- Stated problem
Lines containing the string "таблицы" are to be counted; report the total by itself.
□ □ □ □
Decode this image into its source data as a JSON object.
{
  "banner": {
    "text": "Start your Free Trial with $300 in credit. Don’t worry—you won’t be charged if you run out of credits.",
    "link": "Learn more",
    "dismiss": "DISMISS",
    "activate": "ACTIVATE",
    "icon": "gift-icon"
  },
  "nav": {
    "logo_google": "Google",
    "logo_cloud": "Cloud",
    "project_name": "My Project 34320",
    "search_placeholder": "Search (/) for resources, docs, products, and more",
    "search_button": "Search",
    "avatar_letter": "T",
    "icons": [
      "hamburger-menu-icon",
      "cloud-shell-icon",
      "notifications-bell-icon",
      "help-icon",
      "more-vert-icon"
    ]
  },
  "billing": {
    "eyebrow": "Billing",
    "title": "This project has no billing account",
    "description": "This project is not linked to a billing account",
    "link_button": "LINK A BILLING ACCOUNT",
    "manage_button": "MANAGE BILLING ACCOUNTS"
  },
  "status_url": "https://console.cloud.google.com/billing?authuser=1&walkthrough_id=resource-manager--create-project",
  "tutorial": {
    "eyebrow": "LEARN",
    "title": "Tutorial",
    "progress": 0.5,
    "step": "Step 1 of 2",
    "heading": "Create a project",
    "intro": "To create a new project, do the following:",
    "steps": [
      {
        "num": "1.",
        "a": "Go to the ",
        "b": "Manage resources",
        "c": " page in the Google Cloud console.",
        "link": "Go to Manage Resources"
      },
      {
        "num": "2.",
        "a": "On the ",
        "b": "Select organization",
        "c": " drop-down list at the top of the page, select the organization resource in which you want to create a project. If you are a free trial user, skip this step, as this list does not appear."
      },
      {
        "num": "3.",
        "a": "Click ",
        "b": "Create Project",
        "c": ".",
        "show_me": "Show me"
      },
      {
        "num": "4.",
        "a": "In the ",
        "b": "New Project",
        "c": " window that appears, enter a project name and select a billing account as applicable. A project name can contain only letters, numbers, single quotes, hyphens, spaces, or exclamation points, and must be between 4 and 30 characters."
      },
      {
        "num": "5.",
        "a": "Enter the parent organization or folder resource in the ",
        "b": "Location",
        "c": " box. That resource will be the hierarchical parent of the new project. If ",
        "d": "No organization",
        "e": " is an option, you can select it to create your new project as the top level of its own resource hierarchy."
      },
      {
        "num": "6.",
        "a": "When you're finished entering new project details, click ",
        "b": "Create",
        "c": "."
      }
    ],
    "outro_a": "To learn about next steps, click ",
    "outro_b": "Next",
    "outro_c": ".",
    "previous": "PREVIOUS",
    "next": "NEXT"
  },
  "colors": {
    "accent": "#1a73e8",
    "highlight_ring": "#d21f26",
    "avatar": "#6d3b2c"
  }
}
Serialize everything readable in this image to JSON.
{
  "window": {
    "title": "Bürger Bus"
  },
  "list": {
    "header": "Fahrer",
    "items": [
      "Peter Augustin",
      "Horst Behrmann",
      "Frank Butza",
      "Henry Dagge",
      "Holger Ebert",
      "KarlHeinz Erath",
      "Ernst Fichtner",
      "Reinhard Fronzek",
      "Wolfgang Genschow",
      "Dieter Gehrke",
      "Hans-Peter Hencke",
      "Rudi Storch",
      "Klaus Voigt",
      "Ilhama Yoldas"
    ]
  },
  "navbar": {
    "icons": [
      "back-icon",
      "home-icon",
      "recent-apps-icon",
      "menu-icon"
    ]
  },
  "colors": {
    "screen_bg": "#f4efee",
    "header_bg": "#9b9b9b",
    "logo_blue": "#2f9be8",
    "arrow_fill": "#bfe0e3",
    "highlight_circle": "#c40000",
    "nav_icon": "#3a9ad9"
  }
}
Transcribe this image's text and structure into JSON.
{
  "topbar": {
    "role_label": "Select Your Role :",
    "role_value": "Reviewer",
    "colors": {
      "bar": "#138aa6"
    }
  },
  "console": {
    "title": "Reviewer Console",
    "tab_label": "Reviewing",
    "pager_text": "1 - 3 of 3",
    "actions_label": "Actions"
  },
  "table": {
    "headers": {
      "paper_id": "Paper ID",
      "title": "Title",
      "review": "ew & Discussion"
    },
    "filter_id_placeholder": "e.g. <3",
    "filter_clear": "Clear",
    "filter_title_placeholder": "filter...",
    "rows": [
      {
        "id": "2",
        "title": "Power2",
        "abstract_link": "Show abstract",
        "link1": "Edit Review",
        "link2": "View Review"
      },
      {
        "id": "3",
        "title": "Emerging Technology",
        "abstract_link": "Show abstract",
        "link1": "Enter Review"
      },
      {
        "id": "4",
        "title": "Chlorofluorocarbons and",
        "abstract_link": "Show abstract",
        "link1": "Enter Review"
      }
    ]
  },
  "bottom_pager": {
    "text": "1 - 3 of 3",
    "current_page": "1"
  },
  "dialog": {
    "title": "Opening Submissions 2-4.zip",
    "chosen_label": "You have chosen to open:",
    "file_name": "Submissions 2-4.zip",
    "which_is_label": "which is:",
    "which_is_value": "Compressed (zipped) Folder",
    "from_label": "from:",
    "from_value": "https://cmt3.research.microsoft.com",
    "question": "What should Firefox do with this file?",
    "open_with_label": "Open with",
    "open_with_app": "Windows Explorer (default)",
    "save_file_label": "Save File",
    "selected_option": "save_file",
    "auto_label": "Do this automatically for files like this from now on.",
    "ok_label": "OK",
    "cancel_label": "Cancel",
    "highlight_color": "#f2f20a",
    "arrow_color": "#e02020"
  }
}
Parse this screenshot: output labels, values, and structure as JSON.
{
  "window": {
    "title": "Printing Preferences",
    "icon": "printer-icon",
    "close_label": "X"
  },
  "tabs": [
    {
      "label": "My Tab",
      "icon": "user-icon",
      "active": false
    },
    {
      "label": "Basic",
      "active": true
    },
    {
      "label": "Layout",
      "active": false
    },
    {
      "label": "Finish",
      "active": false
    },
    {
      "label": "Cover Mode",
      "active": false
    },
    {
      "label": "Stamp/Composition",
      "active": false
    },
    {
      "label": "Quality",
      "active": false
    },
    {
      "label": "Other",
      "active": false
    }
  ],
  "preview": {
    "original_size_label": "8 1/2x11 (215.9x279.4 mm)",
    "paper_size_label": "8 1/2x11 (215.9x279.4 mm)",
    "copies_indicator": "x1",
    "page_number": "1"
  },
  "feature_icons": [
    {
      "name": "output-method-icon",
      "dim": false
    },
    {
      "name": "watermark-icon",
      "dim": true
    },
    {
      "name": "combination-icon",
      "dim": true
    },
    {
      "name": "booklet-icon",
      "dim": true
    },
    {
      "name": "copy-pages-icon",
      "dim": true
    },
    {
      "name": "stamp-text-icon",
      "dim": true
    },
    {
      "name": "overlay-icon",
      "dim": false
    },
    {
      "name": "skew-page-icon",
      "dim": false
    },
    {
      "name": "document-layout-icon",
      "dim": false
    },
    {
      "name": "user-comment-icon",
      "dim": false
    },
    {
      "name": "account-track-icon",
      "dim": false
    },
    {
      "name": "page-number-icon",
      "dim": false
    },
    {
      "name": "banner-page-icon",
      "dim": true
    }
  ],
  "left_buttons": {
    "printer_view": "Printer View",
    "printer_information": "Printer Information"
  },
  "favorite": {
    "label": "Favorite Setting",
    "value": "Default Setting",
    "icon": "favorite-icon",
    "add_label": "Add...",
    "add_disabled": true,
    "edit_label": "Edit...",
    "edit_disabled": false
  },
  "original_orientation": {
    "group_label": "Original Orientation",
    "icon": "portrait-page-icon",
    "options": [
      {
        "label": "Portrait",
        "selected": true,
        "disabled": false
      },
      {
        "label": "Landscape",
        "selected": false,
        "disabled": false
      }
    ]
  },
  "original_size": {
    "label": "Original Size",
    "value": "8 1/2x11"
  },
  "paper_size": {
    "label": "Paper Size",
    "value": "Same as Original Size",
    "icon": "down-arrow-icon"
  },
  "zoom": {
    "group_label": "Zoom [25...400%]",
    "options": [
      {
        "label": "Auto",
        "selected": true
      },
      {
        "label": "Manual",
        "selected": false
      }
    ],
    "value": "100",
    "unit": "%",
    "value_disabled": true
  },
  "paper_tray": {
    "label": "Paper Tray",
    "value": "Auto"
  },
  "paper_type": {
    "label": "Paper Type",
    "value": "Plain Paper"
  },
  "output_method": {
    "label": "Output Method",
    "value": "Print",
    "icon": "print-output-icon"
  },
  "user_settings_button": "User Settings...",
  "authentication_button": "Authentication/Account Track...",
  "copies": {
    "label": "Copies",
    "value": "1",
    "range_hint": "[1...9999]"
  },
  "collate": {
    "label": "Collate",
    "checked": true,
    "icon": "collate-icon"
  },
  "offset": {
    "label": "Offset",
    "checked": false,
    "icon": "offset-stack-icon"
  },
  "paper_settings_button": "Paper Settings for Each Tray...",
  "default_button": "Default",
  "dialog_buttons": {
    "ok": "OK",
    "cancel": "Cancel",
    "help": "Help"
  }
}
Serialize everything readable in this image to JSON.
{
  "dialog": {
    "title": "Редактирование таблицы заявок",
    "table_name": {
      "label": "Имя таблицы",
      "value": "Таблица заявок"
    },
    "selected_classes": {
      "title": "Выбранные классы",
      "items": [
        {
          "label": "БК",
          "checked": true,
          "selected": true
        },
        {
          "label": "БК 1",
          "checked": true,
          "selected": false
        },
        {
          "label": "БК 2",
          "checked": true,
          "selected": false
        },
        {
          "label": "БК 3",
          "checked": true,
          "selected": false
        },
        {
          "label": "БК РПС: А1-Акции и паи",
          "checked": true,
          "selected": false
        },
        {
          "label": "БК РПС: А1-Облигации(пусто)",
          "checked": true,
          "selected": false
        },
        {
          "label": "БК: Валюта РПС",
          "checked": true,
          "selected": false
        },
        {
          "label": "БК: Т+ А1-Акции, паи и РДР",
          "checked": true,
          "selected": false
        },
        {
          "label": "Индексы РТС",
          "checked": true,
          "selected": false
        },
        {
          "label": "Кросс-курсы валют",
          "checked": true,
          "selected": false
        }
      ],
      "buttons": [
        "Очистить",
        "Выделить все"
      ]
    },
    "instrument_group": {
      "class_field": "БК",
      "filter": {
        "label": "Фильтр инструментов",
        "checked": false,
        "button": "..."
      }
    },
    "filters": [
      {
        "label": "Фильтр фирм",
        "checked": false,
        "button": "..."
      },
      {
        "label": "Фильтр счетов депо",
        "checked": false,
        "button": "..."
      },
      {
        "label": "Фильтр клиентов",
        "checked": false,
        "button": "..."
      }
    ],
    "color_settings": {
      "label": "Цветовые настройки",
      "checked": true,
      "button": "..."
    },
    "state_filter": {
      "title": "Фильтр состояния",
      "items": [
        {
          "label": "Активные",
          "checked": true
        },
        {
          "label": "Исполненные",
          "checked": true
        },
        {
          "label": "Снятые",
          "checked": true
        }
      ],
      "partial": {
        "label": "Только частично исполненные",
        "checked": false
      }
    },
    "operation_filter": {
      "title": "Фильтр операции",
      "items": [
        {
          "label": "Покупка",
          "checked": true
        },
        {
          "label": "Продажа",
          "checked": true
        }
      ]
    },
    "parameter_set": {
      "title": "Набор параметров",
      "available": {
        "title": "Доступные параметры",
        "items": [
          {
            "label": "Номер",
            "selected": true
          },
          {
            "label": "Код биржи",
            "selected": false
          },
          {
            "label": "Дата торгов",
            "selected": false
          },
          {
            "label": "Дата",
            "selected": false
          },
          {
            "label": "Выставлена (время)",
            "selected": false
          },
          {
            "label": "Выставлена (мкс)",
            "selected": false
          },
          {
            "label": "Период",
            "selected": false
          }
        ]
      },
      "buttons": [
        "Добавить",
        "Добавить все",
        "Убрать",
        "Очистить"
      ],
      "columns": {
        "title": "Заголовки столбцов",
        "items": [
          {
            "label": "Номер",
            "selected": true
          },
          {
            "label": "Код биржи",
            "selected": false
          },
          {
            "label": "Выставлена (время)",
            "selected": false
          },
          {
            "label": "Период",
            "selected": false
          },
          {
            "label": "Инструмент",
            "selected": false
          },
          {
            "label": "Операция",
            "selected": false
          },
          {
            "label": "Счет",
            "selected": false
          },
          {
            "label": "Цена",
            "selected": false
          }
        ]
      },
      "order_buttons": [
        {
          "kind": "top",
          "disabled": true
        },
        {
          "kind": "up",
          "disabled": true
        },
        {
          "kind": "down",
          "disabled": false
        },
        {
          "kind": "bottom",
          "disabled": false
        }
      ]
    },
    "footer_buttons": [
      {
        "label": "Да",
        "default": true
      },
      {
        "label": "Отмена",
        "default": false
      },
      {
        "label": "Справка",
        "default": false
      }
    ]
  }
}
□ □ □ □
- Answer to the exercise
2